Exercise goal: For every line in the data below that contains "органа", copy the line.

Entries provided:
***
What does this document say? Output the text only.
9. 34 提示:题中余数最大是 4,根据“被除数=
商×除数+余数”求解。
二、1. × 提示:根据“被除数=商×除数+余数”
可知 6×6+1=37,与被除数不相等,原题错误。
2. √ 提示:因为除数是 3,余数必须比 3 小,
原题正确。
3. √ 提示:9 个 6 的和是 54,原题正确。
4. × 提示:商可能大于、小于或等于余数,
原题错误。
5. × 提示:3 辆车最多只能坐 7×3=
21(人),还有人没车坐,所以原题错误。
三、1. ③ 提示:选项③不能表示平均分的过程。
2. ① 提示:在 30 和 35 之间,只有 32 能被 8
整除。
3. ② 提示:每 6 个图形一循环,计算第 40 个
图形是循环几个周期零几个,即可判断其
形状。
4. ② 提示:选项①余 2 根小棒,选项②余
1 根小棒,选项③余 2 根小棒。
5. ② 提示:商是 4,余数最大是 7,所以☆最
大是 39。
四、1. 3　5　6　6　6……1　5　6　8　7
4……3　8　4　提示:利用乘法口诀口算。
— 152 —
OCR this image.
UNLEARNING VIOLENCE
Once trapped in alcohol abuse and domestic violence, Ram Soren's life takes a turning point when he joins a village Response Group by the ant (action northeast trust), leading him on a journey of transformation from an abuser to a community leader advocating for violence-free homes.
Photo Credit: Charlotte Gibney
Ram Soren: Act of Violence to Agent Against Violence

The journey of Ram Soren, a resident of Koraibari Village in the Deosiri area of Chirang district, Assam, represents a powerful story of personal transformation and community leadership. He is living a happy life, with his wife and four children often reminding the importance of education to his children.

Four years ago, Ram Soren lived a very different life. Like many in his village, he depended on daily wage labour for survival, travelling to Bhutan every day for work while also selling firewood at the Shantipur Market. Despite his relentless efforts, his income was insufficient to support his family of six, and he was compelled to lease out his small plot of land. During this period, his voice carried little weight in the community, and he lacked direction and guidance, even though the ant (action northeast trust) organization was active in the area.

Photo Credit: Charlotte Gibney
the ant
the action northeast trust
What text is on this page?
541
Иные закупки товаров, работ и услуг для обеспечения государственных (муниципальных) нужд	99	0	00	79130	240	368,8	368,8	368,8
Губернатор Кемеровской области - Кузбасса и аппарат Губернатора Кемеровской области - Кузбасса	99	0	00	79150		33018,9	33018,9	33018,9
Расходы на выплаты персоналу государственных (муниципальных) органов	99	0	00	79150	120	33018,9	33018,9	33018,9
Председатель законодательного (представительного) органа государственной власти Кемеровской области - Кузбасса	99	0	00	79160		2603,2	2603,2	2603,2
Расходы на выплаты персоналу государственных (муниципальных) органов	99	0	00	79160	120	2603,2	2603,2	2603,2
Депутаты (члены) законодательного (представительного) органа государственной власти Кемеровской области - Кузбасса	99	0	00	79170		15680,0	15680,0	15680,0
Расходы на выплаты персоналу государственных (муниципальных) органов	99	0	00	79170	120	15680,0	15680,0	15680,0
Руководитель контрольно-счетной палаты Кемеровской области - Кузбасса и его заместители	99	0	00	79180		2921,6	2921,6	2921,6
***
Expected answer:
Председатель законодательного (представительного) органа государственной власти Кемеровской области - Кузбасса	99	0	00	79160		2603,2	2603,2	2603,2
Депутаты (члены) законодательного (представительного) органа государственной власти Кемеровской области - Кузбасса	99	0	00	79170		15680,0	15680,0	15680,0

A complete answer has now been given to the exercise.